--- EXERCISE DETAILS ---
Which lines hold the string "Authority"? Copy every one of them.
+ + +
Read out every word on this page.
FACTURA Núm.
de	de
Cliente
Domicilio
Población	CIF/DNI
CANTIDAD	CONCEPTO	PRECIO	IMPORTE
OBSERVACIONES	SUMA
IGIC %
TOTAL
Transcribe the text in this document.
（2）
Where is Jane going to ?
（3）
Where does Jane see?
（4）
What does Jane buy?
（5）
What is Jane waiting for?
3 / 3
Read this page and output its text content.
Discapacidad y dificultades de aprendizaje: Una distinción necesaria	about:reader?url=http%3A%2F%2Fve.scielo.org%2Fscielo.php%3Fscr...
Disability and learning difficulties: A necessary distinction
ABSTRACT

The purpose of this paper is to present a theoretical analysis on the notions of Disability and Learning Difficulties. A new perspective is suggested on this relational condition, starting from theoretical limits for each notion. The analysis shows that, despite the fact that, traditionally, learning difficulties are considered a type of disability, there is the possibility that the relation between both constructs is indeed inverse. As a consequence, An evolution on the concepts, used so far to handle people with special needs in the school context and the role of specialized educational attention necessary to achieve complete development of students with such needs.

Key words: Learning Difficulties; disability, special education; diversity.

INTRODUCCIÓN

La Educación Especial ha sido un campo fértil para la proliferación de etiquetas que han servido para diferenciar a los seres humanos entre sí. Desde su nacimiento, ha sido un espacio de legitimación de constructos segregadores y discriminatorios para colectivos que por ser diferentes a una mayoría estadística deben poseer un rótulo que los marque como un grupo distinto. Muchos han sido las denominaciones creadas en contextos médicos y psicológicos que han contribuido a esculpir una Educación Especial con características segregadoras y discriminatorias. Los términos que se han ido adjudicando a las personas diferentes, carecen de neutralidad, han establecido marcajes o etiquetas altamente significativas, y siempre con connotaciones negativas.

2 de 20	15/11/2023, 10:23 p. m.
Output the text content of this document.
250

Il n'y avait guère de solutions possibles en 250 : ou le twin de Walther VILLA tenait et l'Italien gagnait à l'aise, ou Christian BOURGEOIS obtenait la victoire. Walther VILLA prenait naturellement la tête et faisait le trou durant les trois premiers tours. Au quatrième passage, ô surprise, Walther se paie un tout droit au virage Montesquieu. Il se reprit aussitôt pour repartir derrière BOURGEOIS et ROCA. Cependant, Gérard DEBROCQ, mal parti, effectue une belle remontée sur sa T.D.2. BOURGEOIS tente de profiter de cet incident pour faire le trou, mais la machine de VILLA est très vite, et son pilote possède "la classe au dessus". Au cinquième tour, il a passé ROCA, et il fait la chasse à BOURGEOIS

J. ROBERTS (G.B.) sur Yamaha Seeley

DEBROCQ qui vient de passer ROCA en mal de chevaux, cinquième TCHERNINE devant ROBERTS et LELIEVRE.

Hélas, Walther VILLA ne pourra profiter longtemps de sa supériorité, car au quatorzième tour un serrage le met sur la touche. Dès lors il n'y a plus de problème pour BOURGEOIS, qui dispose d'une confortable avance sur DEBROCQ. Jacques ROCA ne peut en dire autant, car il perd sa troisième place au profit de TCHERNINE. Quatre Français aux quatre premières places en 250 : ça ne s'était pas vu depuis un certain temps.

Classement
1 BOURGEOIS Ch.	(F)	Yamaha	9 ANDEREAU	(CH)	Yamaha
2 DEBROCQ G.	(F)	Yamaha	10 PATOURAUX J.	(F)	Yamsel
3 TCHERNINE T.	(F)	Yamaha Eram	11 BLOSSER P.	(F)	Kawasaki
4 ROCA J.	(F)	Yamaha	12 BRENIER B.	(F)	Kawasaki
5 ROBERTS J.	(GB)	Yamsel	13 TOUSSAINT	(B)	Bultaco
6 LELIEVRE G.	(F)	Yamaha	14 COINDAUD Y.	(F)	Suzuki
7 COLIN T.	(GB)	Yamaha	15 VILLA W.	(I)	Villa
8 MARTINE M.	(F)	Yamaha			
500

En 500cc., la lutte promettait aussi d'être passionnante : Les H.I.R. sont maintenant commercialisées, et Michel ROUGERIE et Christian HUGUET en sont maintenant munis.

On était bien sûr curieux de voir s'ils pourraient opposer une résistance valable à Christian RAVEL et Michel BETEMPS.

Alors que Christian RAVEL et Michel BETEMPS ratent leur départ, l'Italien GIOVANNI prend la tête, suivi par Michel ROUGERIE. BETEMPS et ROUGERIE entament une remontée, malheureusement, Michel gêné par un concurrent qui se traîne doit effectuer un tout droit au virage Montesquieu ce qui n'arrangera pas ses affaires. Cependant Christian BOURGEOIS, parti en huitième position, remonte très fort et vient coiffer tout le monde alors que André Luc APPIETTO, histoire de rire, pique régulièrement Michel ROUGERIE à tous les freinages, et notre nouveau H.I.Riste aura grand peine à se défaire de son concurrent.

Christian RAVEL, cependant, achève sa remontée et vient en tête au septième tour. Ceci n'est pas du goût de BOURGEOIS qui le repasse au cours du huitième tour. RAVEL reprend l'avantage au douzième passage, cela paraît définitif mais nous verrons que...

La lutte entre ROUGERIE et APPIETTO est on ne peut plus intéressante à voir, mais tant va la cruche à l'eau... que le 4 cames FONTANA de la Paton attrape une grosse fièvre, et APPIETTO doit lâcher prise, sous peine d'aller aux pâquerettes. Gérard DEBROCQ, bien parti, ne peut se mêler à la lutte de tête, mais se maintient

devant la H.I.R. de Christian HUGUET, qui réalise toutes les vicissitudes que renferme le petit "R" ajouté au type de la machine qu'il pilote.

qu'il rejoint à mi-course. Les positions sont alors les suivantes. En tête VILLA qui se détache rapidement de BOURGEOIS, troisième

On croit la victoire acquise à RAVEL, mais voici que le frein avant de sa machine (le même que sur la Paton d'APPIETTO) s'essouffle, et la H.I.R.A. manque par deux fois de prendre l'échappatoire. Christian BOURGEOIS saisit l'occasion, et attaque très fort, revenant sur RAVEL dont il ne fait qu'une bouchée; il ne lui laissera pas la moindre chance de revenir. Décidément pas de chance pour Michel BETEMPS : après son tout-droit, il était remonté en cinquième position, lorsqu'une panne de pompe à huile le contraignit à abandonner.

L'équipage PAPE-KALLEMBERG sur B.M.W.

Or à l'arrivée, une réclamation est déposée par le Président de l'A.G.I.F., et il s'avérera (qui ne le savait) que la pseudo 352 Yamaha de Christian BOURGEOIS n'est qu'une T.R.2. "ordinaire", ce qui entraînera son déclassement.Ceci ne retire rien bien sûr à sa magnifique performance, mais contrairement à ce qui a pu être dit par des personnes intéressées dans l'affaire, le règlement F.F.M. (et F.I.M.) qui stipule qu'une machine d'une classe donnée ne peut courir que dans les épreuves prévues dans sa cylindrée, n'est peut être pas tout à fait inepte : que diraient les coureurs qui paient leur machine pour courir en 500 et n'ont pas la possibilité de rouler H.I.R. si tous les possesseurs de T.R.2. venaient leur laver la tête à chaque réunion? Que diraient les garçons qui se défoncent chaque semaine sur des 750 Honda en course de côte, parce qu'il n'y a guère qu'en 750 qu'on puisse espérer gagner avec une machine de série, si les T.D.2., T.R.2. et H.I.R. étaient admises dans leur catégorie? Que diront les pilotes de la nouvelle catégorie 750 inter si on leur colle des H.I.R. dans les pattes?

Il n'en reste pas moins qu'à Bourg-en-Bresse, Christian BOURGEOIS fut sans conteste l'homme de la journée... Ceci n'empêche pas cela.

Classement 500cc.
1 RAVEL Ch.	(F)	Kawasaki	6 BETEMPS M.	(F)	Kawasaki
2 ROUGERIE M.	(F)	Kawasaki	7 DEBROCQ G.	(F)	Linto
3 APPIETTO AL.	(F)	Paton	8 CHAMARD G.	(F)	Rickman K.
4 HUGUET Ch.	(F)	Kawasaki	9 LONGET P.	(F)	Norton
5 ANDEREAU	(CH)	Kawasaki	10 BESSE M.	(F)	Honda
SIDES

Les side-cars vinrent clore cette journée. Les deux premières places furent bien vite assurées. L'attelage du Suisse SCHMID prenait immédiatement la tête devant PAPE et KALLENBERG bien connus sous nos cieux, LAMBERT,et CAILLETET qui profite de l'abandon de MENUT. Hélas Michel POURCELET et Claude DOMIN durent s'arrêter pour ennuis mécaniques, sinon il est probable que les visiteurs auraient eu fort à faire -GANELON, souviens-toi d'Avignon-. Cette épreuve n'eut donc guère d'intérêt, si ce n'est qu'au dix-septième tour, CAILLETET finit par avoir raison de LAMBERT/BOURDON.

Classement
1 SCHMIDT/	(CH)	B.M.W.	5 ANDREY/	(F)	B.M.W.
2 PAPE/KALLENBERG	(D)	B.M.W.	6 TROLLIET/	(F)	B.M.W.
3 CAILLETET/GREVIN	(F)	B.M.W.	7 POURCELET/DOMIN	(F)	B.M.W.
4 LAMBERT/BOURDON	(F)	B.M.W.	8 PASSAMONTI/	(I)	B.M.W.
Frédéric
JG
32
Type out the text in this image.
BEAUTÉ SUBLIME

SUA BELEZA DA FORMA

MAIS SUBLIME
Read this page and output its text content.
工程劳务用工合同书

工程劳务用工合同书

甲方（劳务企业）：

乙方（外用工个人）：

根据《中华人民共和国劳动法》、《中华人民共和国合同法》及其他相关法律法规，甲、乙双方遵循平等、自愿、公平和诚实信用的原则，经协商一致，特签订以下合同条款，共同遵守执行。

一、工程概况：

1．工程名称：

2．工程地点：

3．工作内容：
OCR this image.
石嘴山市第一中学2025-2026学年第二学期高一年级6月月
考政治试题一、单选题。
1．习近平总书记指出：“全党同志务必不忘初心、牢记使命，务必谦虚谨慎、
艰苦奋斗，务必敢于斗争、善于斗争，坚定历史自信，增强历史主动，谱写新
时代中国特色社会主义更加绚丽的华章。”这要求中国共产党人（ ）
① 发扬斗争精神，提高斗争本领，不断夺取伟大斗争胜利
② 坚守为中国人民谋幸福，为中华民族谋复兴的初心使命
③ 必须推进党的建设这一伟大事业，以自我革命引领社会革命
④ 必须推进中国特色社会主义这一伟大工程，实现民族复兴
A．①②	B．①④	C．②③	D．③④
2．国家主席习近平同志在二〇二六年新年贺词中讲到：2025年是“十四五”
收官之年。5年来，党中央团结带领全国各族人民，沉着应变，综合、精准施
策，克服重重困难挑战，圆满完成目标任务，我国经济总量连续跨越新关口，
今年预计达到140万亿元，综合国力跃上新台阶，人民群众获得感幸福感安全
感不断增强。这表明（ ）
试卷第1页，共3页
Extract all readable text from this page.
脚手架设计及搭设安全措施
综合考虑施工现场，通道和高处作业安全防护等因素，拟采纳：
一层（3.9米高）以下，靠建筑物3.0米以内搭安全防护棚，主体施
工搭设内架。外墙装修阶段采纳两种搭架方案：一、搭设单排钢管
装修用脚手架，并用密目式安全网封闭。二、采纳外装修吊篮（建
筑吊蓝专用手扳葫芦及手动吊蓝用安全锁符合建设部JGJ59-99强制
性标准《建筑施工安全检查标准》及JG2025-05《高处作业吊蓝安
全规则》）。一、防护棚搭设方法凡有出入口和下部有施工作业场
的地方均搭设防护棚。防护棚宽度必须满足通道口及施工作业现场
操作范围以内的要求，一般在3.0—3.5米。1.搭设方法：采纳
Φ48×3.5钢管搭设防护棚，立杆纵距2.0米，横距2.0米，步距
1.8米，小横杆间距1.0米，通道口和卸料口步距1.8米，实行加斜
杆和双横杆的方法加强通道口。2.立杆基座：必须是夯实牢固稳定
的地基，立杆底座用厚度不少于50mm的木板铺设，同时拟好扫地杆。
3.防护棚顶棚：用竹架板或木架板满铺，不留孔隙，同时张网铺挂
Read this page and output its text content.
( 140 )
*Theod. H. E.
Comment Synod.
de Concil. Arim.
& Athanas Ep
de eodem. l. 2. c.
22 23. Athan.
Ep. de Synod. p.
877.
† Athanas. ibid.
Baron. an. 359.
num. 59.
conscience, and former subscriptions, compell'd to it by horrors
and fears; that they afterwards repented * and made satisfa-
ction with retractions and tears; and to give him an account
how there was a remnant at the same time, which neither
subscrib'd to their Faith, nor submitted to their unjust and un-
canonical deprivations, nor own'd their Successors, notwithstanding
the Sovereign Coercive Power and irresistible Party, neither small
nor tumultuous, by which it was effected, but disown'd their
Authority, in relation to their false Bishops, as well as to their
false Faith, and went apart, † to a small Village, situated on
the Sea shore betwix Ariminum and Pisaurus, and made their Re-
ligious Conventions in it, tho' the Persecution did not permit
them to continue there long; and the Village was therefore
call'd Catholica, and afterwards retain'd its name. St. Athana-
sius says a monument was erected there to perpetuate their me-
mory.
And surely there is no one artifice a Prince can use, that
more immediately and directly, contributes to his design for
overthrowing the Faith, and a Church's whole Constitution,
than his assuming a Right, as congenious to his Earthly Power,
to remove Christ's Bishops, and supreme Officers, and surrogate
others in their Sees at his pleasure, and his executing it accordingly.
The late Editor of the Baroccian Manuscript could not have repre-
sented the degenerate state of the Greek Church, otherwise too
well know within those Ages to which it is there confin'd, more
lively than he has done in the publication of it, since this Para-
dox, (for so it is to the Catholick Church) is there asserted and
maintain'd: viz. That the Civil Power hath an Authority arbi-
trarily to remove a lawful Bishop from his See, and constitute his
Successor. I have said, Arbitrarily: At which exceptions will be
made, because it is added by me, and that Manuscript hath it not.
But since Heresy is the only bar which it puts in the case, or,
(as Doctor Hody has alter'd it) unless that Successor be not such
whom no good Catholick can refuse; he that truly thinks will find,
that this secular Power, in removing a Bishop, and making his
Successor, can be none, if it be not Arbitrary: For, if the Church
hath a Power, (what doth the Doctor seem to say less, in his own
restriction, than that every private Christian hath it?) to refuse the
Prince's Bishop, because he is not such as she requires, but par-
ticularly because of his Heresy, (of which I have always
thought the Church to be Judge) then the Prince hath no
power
+ + +
--- EXERCISE RESPONSE ---
Authority, in relation to their false Bishops, as well as to their
maintain'd: viz. That the Civil Power hath an Authority arbi-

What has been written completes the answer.